(Stored data entries)

__________

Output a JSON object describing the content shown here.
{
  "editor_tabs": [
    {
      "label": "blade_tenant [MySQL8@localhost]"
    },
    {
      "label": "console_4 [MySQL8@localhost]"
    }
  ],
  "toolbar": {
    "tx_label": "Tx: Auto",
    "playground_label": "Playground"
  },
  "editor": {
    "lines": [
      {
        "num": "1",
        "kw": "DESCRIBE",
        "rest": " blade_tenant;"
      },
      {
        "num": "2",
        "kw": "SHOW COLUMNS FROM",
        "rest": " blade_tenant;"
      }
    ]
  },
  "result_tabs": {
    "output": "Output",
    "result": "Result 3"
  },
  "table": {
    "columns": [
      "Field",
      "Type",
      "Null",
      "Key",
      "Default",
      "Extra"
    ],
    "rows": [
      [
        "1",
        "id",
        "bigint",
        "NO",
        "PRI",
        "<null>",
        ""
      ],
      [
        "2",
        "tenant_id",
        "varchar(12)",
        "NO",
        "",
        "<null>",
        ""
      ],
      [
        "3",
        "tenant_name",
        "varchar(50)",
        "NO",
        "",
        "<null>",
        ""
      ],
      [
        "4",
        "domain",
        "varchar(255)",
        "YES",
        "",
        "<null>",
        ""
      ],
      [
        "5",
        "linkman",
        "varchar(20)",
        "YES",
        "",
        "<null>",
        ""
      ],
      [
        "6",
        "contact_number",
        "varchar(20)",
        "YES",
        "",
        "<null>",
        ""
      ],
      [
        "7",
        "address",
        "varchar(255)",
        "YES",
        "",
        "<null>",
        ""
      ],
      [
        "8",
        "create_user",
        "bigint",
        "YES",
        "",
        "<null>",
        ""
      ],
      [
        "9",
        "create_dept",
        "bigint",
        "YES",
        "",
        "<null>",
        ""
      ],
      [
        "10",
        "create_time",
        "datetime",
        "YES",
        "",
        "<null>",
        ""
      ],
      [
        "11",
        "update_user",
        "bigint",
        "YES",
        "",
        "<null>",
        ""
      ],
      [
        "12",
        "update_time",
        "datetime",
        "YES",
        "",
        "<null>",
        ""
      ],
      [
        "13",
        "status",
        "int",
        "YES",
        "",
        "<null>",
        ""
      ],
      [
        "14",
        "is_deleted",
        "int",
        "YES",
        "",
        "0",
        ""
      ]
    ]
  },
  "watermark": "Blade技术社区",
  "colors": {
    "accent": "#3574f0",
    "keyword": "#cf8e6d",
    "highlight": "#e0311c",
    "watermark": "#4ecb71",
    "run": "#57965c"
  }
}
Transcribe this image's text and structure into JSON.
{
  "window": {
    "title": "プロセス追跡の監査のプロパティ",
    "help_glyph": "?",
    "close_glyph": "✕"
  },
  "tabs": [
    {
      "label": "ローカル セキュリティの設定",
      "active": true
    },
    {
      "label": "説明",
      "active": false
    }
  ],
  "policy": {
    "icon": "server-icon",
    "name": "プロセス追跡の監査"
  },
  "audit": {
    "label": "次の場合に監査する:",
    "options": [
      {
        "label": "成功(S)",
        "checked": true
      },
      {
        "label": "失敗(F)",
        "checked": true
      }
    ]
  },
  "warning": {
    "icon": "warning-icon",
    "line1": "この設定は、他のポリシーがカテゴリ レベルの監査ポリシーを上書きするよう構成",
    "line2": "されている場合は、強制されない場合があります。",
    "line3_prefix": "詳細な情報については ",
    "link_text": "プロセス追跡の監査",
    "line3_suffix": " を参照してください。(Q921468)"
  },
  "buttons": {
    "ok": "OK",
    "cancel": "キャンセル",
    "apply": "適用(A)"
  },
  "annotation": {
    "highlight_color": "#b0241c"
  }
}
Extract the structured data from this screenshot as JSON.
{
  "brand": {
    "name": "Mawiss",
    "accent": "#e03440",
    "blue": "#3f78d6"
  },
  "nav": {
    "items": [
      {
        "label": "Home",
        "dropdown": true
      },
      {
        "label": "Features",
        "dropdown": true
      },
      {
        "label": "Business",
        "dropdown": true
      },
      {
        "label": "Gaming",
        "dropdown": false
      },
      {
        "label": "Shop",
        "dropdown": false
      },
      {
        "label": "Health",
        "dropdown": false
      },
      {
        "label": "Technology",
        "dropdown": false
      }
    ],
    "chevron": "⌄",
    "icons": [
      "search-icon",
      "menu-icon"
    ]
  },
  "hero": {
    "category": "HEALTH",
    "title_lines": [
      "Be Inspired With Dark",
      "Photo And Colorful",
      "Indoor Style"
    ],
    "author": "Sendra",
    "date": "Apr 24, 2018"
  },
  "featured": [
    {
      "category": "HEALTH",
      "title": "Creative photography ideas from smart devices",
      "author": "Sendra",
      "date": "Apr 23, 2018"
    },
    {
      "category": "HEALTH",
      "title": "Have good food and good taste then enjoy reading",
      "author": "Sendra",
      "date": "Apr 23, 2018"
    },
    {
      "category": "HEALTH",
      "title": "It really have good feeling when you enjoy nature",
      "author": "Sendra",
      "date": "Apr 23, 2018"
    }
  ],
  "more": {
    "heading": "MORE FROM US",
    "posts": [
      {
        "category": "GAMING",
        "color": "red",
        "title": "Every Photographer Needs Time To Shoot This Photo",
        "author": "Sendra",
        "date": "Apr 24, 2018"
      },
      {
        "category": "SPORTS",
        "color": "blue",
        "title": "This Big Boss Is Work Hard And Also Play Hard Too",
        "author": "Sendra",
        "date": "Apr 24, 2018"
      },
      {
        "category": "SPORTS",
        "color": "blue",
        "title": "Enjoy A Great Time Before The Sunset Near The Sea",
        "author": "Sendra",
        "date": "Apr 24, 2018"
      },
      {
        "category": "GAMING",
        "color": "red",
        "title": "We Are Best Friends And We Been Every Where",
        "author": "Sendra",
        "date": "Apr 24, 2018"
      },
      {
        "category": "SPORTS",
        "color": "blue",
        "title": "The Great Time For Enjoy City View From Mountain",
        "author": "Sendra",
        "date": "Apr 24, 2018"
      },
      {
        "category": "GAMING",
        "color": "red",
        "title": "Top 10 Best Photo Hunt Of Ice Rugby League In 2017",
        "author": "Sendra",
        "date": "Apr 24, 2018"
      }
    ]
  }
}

__________

__PROBLEM STATEMENT__
Every line of the data above should be copied exactly.

__FULL SOLUTION__
Output a JSON object describing the content shown here.
{
  "editor_tabs": [
    {
      "label": "blade_tenant [MySQL8@localhost]"
    },
    {
      "label": "console_4 [MySQL8@localhost]"
    }
  ],
  "toolbar": {
    "tx_label": "Tx: Auto",
    "playground_label": "Playground"
  },
  "editor": {
    "lines": [
      {
        "num": "1",
        "kw": "DESCRIBE",
        "rest": " blade_tenant;"
      },
      {
        "num": "2",
        "kw": "SHOW COLUMNS FROM",
        "rest": " blade_tenant;"
      }
    ]
  },
  "result_tabs": {
    "output": "Output",
    "result": "Result 3"
  },
  "table": {
    "columns": [
      "Field",
      "Type",
      "Null",
      "Key",
      "Default",
      "Extra"
    ],
    "rows": [
      [
        "1",
        "id",
        "bigint",
        "NO",
        "PRI",
        "<null>",
        ""
      ],
      [
        "2",
        "tenant_id",
        "varchar(12)",
        "NO",
        "",
        "<null>",
        ""
      ],
      [
        "3",
        "tenant_name",
        "varchar(50)",
        "NO",
        "",
        "<null>",
        ""
      ],
      [
        "4",
        "domain",
        "varchar(255)",
        "YES",
        "",
        "<null>",
        ""
      ],
      [
        "5",
        "linkman",
        "varchar(20)",
        "YES",
        "",
        "<null>",
        ""
      ],
      [
        "6",
        "contact_number",
        "varchar(20)",
        "YES",
        "",
        "<null>",
        ""
      ],
      [
        "7",
        "address",
        "varchar(255)",
        "YES",
        "",
        "<null>",
        ""
      ],
      [
        "8",
        "create_user",
        "bigint",
        "YES",
        "",
        "<null>",
        ""
      ],
      [
        "9",
        "create_dept",
        "bigint",
        "YES",
        "",
        "<null>",
        ""
      ],
      [
        "10",
        "create_time",
        "datetime",
        "YES",
        "",
        "<null>",
        ""
      ],
      [
        "11",
        "update_user",
        "bigint",
        "YES",
        "",
        "<null>",
        ""
      ],
      [
        "12",
        "update_time",
        "datetime",
        "YES",
        "",
        "<null>",
        ""
      ],
      [
        "13",
        "status",
        "int",
        "YES",
        "",
        "<null>",
        ""
      ],
      [
        "14",
        "is_deleted",
        "int",
        "YES",
        "",
        "0",
        ""
      ]
    ]
  },
  "watermark": "Blade技术社区",
  "colors": {
    "accent": "#3574f0",
    "keyword": "#cf8e6d",
    "highlight": "#e0311c",
    "watermark": "#4ecb71",
    "run": "#57965c"
  }
}
Transcribe this image's text and structure into JSON.
{
  "window": {
    "title": "プロセス追跡の監査のプロパティ",
    "help_glyph": "?",
    "close_glyph": "✕"
  },
  "tabs": [
    {
      "label": "ローカル セキュリティの設定",
      "active": true
    },
    {
      "label": "説明",
      "active": false
    }
  ],
  "policy": {
    "icon": "server-icon",
    "name": "プロセス追跡の監査"
  },
  "audit": {
    "label": "次の場合に監査する:",
    "options": [
      {
        "label": "成功(S)",
        "checked": true
      },
      {
        "label": "失敗(F)",
        "checked": true
      }
    ]
  },
  "warning": {
    "icon": "warning-icon",
    "line1": "この設定は、他のポリシーがカテゴリ レベルの監査ポリシーを上書きするよう構成",
    "line2": "されている場合は、強制されない場合があります。",
    "line3_prefix": "詳細な情報については ",
    "link_text": "プロセス追跡の監査",
    "line3_suffix": " を参照してください。(Q921468)"
  },
  "buttons": {
    "ok": "OK",
    "cancel": "キャンセル",
    "apply": "適用(A)"
  },
  "annotation": {
    "highlight_color": "#b0241c"
  }
}
Extract the structured data from this screenshot as JSON.
{
  "brand": {
    "name": "Mawiss",
    "accent": "#e03440",
    "blue": "#3f78d6"
  },
  "nav": {
    "items": [
      {
        "label": "Home",
        "dropdown": true
      },
      {
        "label": "Features",
        "dropdown": true
      },
      {
        "label": "Business",
        "dropdown": true
      },
      {
        "label": "Gaming",
        "dropdown": false
      },
      {
        "label": "Shop",
        "dropdown": false
      },
      {
        "label": "Health",
        "dropdown": false
      },
      {
        "label": "Technology",
        "dropdown": false
      }
    ],
    "chevron": "⌄",
    "icons": [
      "search-icon",
      "menu-icon"
    ]
  },
  "hero": {
    "category": "HEALTH",
    "title_lines": [
      "Be Inspired With Dark",
      "Photo And Colorful",
      "Indoor Style"
    ],
    "author": "Sendra",
    "date": "Apr 24, 2018"
  },
  "featured": [
    {
      "category": "HEALTH",
      "title": "Creative photography ideas from smart devices",
      "author": "Sendra",
      "date": "Apr 23, 2018"
    },
    {
      "category": "HEALTH",
      "title": "Have good food and good taste then enjoy reading",
      "author": "Sendra",
      "date": "Apr 23, 2018"
    },
    {
      "category": "HEALTH",
      "title": "It really have good feeling when you enjoy nature",
      "author": "Sendra",
      "date": "Apr 23, 2018"
    }
  ],
  "more": {
    "heading": "MORE FROM US",
    "posts": [
      {
        "category": "GAMING",
        "color": "red",
        "title": "Every Photographer Needs Time To Shoot This Photo",
        "author": "Sendra",
        "date": "Apr 24, 2018"
      },
      {
        "category": "SPORTS",
        "color": "blue",
        "title": "This Big Boss Is Work Hard And Also Play Hard Too",
        "author": "Sendra",
        "date": "Apr 24, 2018"
      },
      {
        "category": "SPORTS",
        "color": "blue",
        "title": "Enjoy A Great Time Before The Sunset Near The Sea",
        "author": "Sendra",
        "date": "Apr 24, 2018"
      },
      {
        "category": "GAMING",
        "color": "red",
        "title": "We Are Best Friends And We Been Every Where",
        "author": "Sendra",
        "date": "Apr 24, 2018"
      },
      {
        "category": "SPORTS",
        "color": "blue",
        "title": "The Great Time For Enjoy City View From Mountain",
        "author": "Sendra",
        "date": "Apr 24, 2018"
      },
      {
        "category": "GAMING",
        "color": "red",
        "title": "Top 10 Best Photo Hunt Of Ice Rugby League In 2017",
        "author": "Sendra",
        "date": "Apr 24, 2018"
      }
    ]
  }
}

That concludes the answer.